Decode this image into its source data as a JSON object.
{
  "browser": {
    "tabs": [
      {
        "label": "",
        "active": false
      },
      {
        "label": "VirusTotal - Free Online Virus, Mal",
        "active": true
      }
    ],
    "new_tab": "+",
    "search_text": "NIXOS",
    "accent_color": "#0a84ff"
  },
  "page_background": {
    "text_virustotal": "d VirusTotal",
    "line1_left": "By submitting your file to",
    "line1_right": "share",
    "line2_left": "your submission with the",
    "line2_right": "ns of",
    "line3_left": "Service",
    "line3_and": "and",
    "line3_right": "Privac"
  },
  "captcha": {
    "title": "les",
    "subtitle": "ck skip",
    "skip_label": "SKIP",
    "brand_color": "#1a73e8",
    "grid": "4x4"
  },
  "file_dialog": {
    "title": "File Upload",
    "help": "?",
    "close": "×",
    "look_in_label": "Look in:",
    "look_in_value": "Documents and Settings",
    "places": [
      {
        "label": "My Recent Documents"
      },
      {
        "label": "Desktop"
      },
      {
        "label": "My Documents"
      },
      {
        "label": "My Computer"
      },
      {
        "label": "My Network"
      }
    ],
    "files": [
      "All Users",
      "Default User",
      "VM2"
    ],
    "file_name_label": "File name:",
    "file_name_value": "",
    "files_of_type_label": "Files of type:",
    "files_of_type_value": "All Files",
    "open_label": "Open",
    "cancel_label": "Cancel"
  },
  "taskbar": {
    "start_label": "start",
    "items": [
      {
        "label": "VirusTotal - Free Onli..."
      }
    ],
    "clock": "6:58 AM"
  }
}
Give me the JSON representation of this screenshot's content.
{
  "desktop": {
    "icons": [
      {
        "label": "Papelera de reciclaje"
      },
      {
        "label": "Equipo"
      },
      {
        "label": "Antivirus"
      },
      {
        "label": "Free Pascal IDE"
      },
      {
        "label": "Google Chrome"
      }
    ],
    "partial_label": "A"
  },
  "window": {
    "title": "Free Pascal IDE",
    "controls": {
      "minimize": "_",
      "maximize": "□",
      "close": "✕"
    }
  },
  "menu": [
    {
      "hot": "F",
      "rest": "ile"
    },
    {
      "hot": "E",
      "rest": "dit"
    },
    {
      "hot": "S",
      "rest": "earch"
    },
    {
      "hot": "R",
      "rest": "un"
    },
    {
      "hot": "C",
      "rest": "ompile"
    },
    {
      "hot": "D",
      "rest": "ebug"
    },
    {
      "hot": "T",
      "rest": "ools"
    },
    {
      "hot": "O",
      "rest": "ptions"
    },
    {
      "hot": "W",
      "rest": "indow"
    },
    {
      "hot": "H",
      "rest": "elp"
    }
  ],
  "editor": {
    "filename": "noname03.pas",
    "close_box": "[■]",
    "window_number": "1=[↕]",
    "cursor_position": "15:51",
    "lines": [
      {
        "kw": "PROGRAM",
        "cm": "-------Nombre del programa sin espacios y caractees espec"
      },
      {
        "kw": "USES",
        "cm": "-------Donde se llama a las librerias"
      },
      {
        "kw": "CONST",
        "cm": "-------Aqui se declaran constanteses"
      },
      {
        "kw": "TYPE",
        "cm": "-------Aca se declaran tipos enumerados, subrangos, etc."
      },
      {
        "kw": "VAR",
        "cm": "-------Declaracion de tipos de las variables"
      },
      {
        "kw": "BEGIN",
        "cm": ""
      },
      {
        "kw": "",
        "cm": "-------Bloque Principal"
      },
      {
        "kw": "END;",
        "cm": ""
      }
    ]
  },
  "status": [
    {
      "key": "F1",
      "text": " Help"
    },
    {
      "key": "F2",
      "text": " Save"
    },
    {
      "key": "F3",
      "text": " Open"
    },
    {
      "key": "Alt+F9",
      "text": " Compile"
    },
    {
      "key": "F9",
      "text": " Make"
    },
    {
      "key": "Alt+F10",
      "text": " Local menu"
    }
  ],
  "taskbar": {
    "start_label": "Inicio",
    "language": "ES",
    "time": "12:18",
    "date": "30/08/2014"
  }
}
--------
Your objective ▸ Could you reproduce every entry above exactly as written?

Task answer ▸
Decode this image into its source data as a JSON object.
{
  "browser": {
    "tabs": [
      {
        "label": "",
        "active": false
      },
      {
        "label": "VirusTotal - Free Online Virus, Mal",
        "active": true
      }
    ],
    "new_tab": "+",
    "search_text": "NIXOS",
    "accent_color": "#0a84ff"
  },
  "page_background": {
    "text_virustotal": "d VirusTotal",
    "line1_left": "By submitting your file to",
    "line1_right": "share",
    "line2_left": "your submission with the",
    "line2_right": "ns of",
    "line3_left": "Service",
    "line3_and": "and",
    "line3_right": "Privac"
  },
  "captcha": {
    "title": "les",
    "subtitle": "ck skip",
    "skip_label": "SKIP",
    "brand_color": "#1a73e8",
    "grid": "4x4"
  },
  "file_dialog": {
    "title": "File Upload",
    "help": "?",
    "close": "×",
    "look_in_label": "Look in:",
    "look_in_value": "Documents and Settings",
    "places": [
      {
        "label": "My Recent Documents"
      },
      {
        "label": "Desktop"
      },
      {
        "label": "My Documents"
      },
      {
        "label": "My Computer"
      },
      {
        "label": "My Network"
      }
    ],
    "files": [
      "All Users",
      "Default User",
      "VM2"
    ],
    "file_name_label": "File name:",
    "file_name_value": "",
    "files_of_type_label": "Files of type:",
    "files_of_type_value": "All Files",
    "open_label": "Open",
    "cancel_label": "Cancel"
  },
  "taskbar": {
    "start_label": "start",
    "items": [
      {
        "label": "VirusTotal - Free Onli..."
      }
    ],
    "clock": "6:58 AM"
  }
}
Give me the JSON representation of this screenshot's content.
{
  "desktop": {
    "icons": [
      {
        "label": "Papelera de reciclaje"
      },
      {
        "label": "Equipo"
      },
      {
        "label": "Antivirus"
      },
      {
        "label": "Free Pascal IDE"
      },
      {
        "label": "Google Chrome"
      }
    ],
    "partial_label": "A"
  },
  "window": {
    "title": "Free Pascal IDE",
    "controls": {
      "minimize": "_",
      "maximize": "□",
      "close": "✕"
    }
  },
  "menu": [
    {
      "hot": "F",
      "rest": "ile"
    },
    {
      "hot": "E",
      "rest": "dit"
    },
    {
      "hot": "S",
      "rest": "earch"
    },
    {
      "hot": "R",
      "rest": "un"
    },
    {
      "hot": "C",
      "rest": "ompile"
    },
    {
      "hot": "D",
      "rest": "ebug"
    },
    {
      "hot": "T",
      "rest": "ools"
    },
    {
      "hot": "O",
      "rest": "ptions"
    },
    {
      "hot": "W",
      "rest": "indow"
    },
    {
      "hot": "H",
      "rest": "elp"
    }
  ],
  "editor": {
    "filename": "noname03.pas",
    "close_box": "[■]",
    "window_number": "1=[↕]",
    "cursor_position": "15:51",
    "lines": [
      {
        "kw": "PROGRAM",
        "cm": "-------Nombre del programa sin espacios y caractees espec"
      },
      {
        "kw": "USES",
        "cm": "-------Donde se llama a las librerias"
      },
      {
        "kw": "CONST",
        "cm": "-------Aqui se declaran constanteses"
      },
      {
        "kw": "TYPE",
        "cm": "-------Aca se declaran tipos enumerados, subrangos, etc."
      },
      {
        "kw": "VAR",
        "cm": "-------Declaracion de tipos de las variables"
      },
      {
        "kw": "BEGIN",
        "cm": ""
      },
      {
        "kw": "",
        "cm": "-------Bloque Principal"
      },
      {
        "kw": "END;",
        "cm": ""
      }
    ]
  },
  "status": [
    {
      "key": "F1",
      "text": " Help"
    },
    {
      "key": "F2",
      "text": " Save"
    },
    {
      "key": "F3",
      "text": " Open"
    },
    {
      "key": "Alt+F9",
      "text": " Compile"
    },
    {
      "key": "F9",
      "text": " Make"
    },
    {
      "key": "Alt+F10",
      "text": " Local menu"
    }
  ],
  "taskbar": {
    "start_label": "Inicio",
    "language": "ES",
    "time": "12:18",
    "date": "30/08/2014"
  }
}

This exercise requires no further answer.